• GOAL:
Among the lines below, count those with "title". Give only the number.

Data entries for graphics
———

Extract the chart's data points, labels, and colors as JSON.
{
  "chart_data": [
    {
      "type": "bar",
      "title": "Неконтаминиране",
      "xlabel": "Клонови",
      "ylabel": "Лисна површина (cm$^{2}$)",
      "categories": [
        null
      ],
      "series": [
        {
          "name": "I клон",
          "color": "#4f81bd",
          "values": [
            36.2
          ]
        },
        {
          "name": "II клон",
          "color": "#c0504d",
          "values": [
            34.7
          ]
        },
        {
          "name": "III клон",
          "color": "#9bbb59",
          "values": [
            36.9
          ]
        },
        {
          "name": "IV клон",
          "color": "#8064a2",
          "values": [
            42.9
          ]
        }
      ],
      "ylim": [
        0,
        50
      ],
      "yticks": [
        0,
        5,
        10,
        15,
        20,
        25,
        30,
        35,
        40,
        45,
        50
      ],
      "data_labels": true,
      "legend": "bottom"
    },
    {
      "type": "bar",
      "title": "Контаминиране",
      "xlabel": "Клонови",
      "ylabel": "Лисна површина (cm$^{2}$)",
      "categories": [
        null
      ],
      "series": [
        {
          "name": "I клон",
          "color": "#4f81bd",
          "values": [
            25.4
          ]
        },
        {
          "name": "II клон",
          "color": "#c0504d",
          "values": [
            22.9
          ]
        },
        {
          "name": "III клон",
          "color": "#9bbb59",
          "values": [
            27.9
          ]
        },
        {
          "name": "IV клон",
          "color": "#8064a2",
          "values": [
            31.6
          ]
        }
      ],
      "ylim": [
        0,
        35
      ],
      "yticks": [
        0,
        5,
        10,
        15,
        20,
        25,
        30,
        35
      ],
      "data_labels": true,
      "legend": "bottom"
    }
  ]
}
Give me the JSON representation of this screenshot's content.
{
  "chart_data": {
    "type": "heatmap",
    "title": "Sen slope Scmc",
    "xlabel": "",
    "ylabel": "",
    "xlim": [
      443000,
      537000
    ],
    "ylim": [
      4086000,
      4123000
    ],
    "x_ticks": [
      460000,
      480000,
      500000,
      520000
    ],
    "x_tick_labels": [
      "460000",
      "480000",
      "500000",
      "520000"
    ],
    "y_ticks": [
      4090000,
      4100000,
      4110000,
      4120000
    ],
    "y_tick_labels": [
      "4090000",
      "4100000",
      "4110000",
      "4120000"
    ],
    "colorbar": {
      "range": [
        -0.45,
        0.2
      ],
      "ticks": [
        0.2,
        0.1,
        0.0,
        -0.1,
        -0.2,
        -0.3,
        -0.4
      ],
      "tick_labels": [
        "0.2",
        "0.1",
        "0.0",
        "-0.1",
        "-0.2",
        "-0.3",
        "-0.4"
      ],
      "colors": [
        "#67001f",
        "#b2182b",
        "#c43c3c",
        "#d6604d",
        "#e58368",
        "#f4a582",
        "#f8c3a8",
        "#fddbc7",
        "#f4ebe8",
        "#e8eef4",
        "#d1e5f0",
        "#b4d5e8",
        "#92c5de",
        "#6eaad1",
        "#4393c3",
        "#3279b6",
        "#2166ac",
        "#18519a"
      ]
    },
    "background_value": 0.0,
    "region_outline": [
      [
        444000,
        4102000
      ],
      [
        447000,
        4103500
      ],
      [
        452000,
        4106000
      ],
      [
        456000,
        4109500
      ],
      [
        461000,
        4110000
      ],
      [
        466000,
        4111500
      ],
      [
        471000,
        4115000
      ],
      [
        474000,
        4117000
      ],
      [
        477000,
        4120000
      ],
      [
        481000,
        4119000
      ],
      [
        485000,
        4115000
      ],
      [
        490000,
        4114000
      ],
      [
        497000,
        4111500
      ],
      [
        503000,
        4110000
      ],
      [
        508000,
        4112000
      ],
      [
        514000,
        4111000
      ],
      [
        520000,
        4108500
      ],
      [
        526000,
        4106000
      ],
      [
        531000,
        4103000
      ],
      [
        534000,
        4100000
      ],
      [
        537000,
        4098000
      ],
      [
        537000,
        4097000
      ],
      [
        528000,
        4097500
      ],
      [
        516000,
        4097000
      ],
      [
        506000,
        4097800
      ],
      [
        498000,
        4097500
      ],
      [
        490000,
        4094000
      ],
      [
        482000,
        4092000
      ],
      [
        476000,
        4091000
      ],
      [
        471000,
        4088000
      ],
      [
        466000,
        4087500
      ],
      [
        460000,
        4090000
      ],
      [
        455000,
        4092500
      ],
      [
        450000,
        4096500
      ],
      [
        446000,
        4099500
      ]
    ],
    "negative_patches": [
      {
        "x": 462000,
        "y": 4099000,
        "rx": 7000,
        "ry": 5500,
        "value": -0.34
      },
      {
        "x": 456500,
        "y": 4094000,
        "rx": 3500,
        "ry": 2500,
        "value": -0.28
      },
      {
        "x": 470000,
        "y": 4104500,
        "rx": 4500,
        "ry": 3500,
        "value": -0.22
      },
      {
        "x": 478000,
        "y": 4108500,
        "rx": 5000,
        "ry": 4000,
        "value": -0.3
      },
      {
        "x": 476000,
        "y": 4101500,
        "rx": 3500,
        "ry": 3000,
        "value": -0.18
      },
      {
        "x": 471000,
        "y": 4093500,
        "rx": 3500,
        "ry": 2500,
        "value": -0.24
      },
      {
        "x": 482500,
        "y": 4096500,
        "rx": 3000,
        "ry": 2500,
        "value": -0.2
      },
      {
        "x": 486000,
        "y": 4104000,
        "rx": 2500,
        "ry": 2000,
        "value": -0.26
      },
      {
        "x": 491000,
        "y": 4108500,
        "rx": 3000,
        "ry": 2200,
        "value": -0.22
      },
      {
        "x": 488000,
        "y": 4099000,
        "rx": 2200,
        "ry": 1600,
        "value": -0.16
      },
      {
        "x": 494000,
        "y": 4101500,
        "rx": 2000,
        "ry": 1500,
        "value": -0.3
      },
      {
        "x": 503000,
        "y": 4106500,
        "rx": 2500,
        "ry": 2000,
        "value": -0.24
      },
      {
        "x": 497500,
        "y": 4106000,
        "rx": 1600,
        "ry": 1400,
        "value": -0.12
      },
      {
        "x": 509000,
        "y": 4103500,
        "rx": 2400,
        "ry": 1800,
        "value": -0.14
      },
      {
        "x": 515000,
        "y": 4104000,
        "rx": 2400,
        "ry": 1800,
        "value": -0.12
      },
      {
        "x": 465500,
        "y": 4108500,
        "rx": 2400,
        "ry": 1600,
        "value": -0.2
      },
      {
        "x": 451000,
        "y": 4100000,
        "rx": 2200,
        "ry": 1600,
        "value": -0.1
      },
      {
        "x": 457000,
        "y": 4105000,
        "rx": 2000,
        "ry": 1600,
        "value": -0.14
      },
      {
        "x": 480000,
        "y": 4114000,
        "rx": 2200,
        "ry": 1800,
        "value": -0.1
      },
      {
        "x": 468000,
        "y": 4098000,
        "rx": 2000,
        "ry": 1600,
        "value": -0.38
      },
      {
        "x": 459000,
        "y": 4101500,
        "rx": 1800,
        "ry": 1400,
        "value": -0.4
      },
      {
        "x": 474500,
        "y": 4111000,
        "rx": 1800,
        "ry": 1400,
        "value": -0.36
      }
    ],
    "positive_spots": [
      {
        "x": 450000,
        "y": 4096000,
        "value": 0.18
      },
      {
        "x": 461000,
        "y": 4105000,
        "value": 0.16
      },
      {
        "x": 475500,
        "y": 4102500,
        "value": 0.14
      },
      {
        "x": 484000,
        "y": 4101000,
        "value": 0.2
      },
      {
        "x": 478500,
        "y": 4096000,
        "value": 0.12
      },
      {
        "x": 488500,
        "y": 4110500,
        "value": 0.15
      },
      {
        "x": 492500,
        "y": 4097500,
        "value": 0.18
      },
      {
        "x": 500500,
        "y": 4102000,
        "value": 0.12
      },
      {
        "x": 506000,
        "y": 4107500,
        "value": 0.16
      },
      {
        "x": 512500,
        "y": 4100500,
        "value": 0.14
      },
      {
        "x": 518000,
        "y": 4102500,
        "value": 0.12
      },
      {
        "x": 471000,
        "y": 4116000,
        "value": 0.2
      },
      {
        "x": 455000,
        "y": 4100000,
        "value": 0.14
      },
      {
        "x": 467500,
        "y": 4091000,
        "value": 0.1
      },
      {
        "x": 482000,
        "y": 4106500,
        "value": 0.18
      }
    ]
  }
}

———

• RESULT OF THE EXERCISE:
3